Extracts from a graphics dataset
○ ○ ○ ○

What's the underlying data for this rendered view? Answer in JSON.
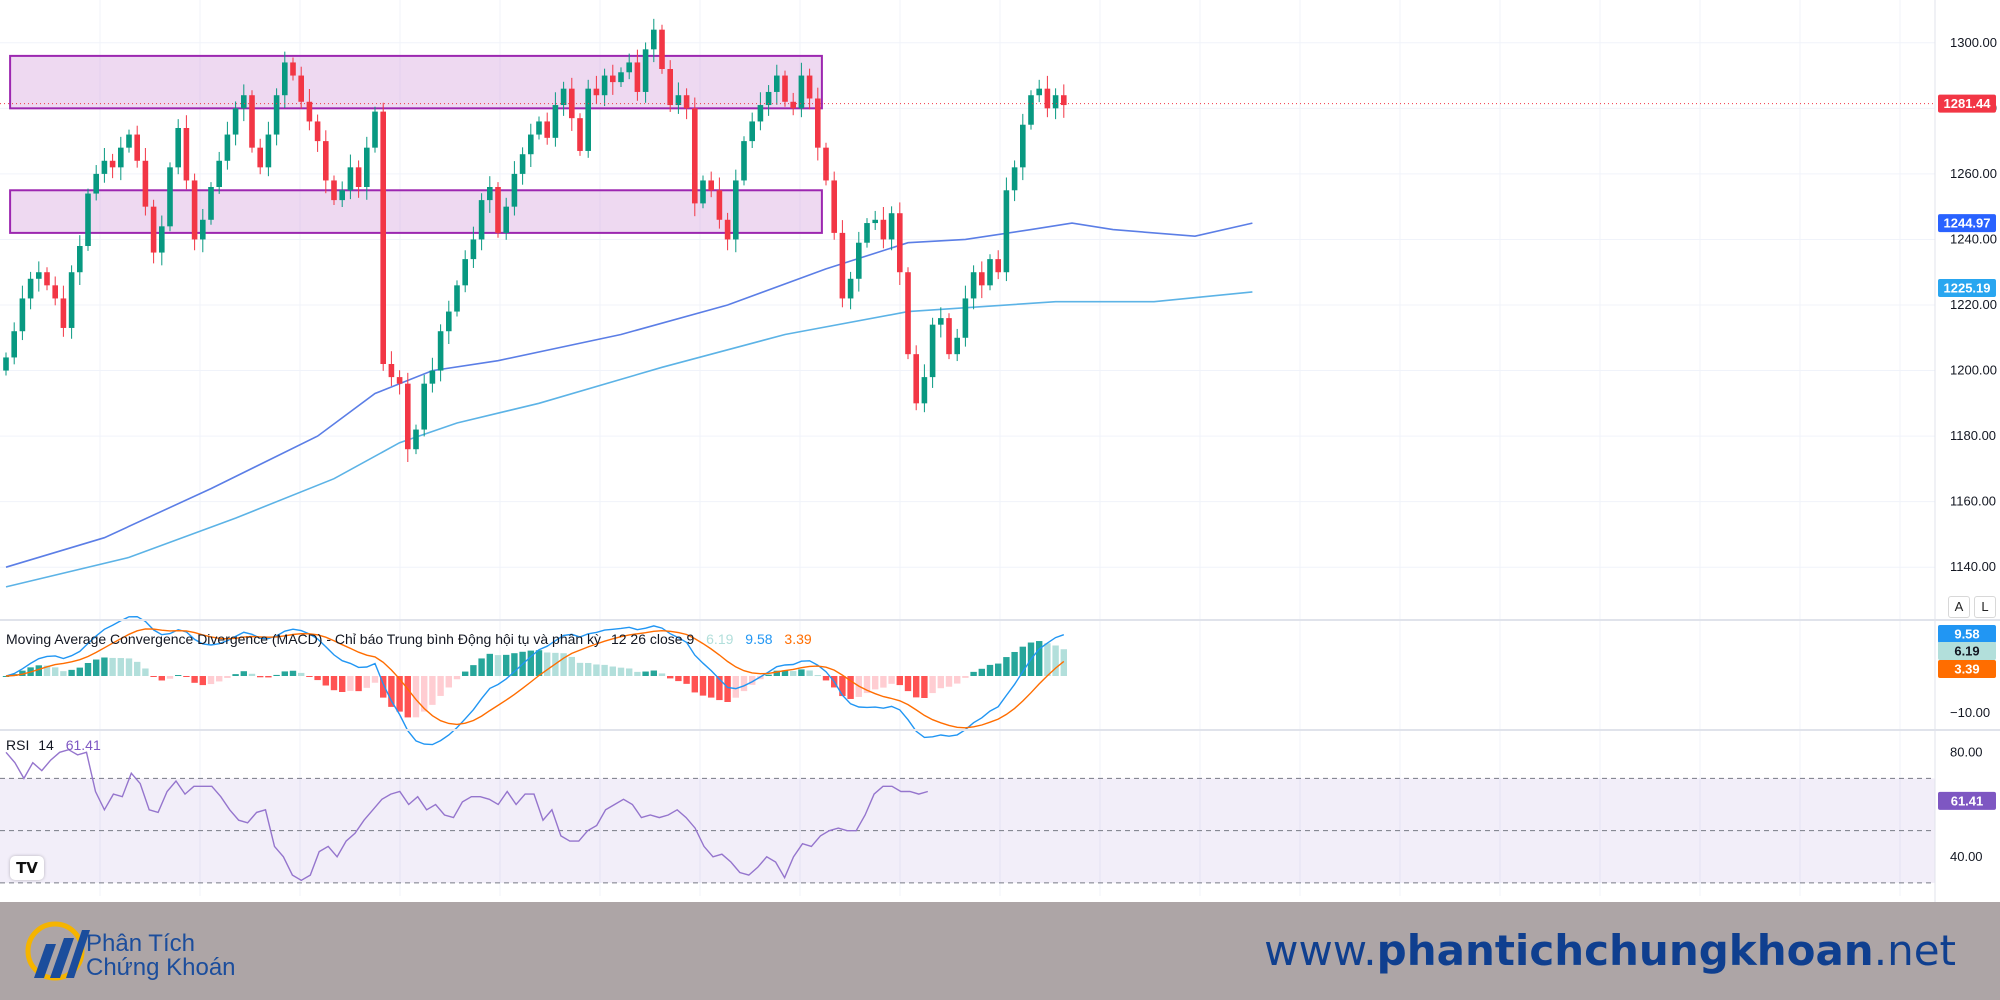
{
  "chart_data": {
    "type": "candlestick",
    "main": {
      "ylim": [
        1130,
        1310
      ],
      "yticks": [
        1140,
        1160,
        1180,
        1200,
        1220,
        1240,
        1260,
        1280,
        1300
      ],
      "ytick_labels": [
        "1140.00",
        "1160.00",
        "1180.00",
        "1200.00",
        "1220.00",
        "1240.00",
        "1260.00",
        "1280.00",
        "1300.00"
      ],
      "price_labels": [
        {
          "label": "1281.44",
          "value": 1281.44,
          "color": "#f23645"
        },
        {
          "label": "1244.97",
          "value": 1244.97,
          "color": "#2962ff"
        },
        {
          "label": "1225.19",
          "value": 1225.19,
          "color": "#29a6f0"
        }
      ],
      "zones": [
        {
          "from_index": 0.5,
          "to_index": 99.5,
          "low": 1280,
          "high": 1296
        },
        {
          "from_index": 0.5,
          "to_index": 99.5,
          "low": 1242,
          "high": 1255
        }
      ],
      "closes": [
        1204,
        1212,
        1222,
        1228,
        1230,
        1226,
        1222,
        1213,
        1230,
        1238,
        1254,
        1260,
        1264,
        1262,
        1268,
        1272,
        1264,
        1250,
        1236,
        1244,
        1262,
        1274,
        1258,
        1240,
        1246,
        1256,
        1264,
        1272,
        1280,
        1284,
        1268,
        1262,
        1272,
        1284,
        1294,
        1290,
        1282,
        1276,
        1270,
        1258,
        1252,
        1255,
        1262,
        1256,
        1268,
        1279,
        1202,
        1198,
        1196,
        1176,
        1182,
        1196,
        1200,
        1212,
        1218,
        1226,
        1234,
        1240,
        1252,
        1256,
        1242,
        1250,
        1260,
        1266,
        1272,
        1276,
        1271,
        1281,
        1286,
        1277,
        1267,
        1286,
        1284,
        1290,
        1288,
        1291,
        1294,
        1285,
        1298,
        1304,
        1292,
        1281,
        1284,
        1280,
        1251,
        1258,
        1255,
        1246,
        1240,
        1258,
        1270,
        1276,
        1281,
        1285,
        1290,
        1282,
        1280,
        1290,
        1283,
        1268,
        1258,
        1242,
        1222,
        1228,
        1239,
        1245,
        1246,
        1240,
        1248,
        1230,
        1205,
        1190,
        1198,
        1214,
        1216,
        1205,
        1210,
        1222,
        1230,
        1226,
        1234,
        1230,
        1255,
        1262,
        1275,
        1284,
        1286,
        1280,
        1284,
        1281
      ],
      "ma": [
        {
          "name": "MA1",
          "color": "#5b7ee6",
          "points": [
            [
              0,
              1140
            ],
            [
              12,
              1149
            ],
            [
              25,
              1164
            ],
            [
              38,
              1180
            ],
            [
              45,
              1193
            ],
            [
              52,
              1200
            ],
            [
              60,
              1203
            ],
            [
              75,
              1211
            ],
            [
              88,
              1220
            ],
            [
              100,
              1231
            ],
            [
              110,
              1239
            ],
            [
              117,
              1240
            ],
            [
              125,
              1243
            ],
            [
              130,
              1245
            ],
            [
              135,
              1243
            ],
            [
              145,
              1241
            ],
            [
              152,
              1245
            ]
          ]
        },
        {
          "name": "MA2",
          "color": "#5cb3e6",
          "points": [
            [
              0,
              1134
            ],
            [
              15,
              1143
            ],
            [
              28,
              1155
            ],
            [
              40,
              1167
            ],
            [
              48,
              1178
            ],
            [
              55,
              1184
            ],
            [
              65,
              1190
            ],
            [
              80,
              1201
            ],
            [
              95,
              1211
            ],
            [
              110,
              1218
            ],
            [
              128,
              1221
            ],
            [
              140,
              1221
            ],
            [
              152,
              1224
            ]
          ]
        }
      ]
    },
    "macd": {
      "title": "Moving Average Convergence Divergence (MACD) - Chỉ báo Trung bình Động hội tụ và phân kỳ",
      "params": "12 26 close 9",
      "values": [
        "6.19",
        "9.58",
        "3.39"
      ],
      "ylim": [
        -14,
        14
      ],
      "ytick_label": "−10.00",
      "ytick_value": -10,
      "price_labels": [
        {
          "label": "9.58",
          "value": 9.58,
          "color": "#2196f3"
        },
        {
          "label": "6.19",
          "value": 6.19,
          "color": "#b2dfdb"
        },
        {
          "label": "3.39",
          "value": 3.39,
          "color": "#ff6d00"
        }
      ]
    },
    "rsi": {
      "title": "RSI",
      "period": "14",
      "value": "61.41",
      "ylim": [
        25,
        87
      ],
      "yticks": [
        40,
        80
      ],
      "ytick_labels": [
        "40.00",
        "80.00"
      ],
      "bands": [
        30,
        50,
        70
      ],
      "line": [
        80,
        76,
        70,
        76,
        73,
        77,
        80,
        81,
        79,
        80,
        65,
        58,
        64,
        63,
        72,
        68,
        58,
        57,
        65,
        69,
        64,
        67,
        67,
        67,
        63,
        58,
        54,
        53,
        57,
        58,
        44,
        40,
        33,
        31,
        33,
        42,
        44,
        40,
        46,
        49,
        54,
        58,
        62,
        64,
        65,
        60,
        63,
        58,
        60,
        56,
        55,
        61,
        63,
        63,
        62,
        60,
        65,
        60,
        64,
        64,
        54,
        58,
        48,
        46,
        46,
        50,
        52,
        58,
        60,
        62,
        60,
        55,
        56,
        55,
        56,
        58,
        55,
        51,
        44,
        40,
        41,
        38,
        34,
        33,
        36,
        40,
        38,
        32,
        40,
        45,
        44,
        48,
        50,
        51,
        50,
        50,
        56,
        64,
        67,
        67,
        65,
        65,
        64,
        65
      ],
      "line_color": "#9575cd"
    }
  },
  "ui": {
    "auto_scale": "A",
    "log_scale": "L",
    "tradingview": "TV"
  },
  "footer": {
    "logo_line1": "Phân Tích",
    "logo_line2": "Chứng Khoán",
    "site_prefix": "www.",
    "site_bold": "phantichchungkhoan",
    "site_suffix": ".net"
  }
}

○ ○ ○ ○

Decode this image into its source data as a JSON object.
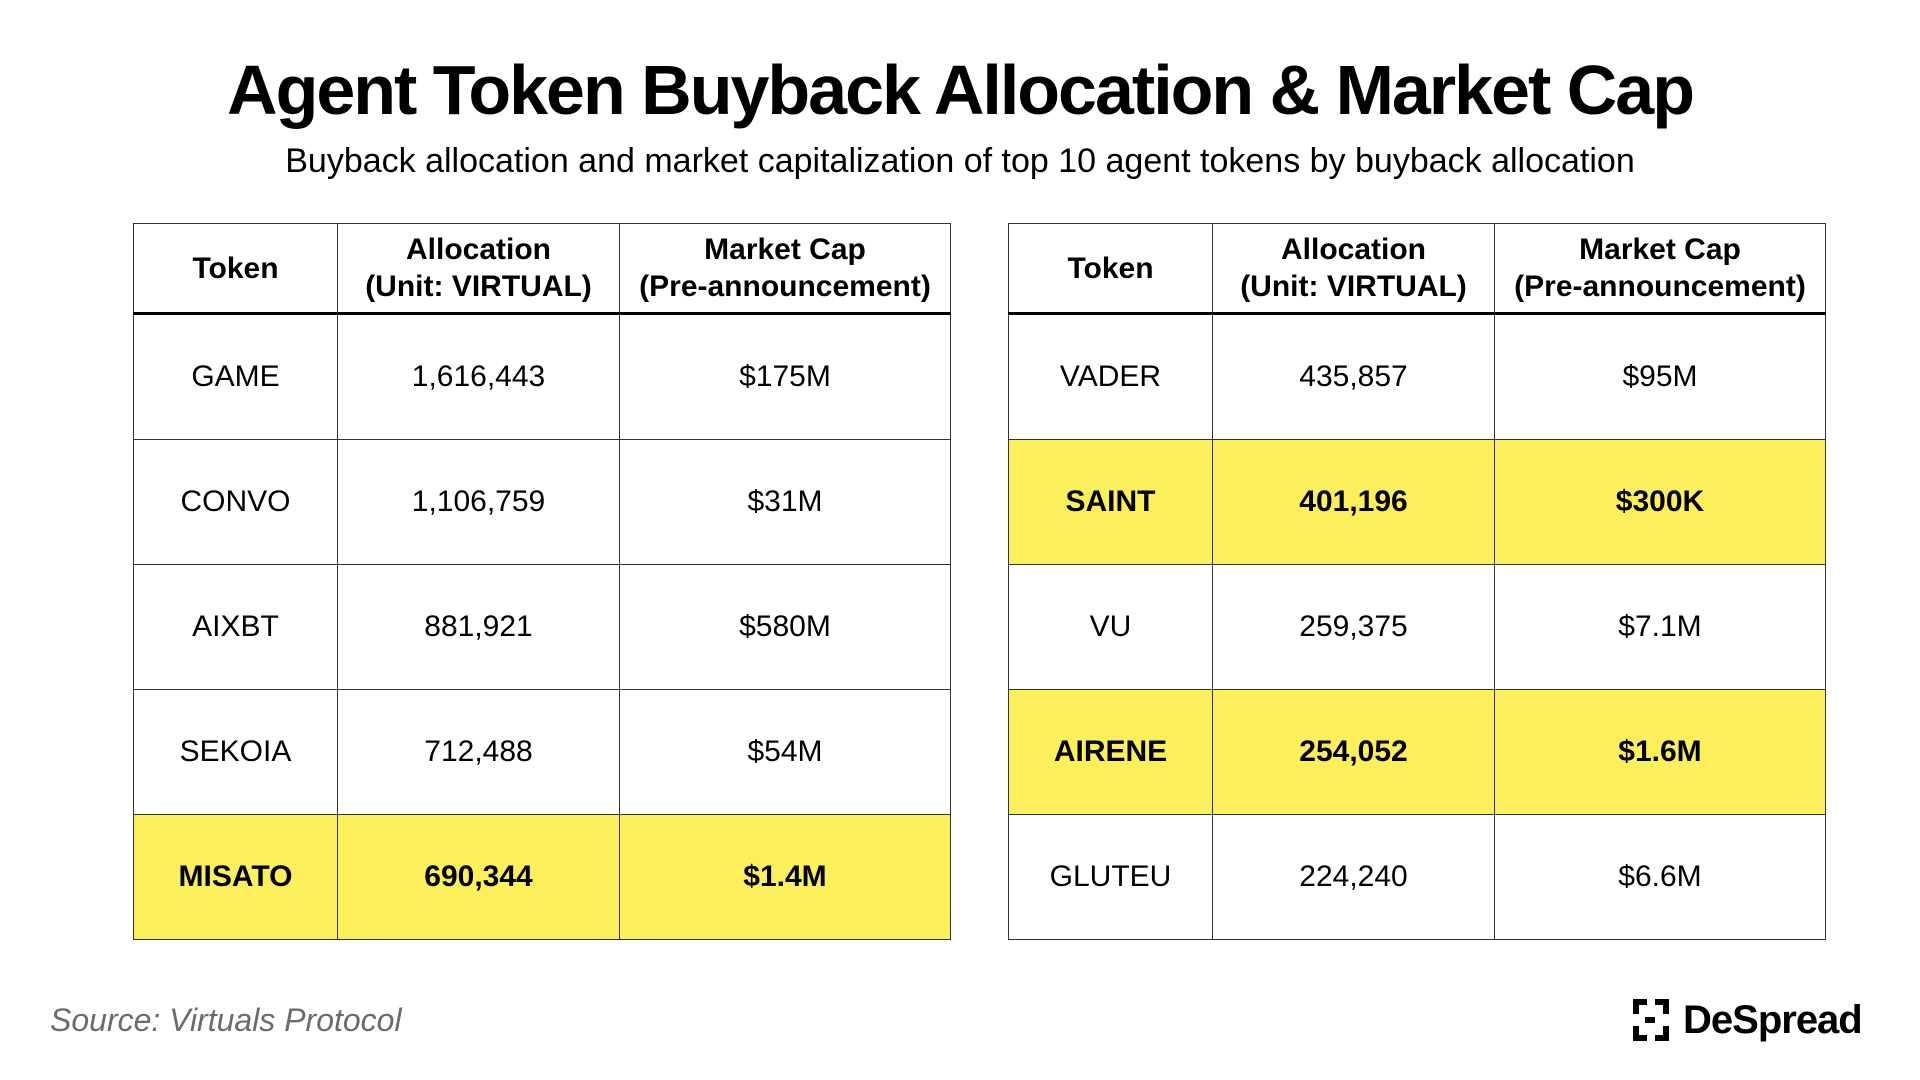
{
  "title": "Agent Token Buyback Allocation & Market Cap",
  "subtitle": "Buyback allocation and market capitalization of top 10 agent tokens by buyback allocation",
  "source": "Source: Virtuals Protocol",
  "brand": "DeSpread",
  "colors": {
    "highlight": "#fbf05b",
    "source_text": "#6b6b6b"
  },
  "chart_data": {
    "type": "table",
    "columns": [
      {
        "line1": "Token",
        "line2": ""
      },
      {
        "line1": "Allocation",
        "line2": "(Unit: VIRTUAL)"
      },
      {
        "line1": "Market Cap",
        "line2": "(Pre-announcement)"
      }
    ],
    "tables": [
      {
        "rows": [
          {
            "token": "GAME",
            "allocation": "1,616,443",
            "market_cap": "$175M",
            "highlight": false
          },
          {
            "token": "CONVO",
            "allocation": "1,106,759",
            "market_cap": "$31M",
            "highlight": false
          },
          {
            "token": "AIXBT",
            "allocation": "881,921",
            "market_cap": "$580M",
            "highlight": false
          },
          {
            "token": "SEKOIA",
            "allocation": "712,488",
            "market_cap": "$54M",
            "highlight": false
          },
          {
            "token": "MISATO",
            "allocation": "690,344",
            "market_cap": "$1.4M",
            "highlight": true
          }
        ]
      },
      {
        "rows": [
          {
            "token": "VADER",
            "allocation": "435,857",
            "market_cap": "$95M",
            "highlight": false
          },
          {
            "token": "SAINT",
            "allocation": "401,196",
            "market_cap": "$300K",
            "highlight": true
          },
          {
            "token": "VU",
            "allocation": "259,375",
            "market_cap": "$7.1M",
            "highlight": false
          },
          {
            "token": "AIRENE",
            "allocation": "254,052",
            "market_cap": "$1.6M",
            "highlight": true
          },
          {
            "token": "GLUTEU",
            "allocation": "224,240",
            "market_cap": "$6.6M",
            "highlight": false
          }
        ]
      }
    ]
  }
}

○ ○ ○ ○

## Set exercise:
Search the listing for the word "this". Copy every line in which it occurs.

## Written solution:
What's the underlying data for this rendered view? Answer in JSON.
Decode this image into its source data as a JSON object.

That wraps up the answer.